* [EXERCISE REQUIREMENTS]
Render the following material again verbatim, leaving nothing out.

* [RECORDS SUPPLIED]
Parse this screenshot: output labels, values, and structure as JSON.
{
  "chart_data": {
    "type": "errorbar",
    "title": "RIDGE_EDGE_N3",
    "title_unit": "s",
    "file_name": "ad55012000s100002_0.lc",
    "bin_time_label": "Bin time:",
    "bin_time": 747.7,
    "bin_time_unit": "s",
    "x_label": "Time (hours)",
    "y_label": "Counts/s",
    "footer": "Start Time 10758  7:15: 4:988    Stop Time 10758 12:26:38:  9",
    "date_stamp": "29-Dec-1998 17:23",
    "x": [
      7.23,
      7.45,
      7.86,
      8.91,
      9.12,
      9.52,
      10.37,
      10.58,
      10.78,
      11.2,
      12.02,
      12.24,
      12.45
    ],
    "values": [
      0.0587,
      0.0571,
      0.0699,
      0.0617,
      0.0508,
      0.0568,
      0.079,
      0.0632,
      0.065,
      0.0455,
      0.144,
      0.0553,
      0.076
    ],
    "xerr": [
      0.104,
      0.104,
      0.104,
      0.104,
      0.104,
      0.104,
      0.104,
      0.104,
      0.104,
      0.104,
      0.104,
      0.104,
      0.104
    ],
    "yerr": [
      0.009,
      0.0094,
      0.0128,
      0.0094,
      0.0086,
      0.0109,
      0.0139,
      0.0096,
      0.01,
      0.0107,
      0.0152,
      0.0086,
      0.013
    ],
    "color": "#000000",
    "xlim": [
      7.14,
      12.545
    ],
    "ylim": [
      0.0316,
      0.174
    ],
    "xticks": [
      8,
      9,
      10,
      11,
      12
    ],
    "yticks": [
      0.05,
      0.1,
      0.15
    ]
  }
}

* [FINAL ANSWER]
Parse this screenshot: output labels, values, and structure as JSON.
{
  "chart_data": {
    "type": "errorbar",
    "title": "RIDGE_EDGE_N3",
    "title_unit": "s",
    "file_name": "ad55012000s100002_0.lc",
    "bin_time_label": "Bin time:",
    "bin_time": 747.7,
    "bin_time_unit": "s",
    "x_label": "Time (hours)",
    "y_label": "Counts/s",
    "footer": "Start Time 10758  7:15: 4:988    Stop Time 10758 12:26:38:  9",
    "date_stamp": "29-Dec-1998 17:23",
    "x": [
      7.23,
      7.45,
      7.86,
      8.91,
      9.12,
      9.52,
      10.37,
      10.58,
      10.78,
      11.2,
      12.02,
      12.24,
      12.45
    ],
    "values": [
      0.0587,
      0.0571,
      0.0699,
      0.0617,
      0.0508,
      0.0568,
      0.079,
      0.0632,
      0.065,
      0.0455,
      0.144,
      0.0553,
      0.076
    ],
    "xerr": [
      0.104,
      0.104,
      0.104,
      0.104,
      0.104,
      0.104,
      0.104,
      0.104,
      0.104,
      0.104,
      0.104,
      0.104,
      0.104
    ],
    "yerr": [
      0.009,
      0.0094,
      0.0128,
      0.0094,
      0.0086,
      0.0109,
      0.0139,
      0.0096,
      0.01,
      0.0107,
      0.0152,
      0.0086,
      0.013
    ],
    "color": "#000000",
    "xlim": [
      7.14,
      12.545
    ],
    "ylim": [
      0.0316,
      0.174
    ],
    "xticks": [
      8,
      9,
      10,
      11,
      12
    ],
    "yticks": [
      0.05,
      0.1,
      0.15
    ]
  }
}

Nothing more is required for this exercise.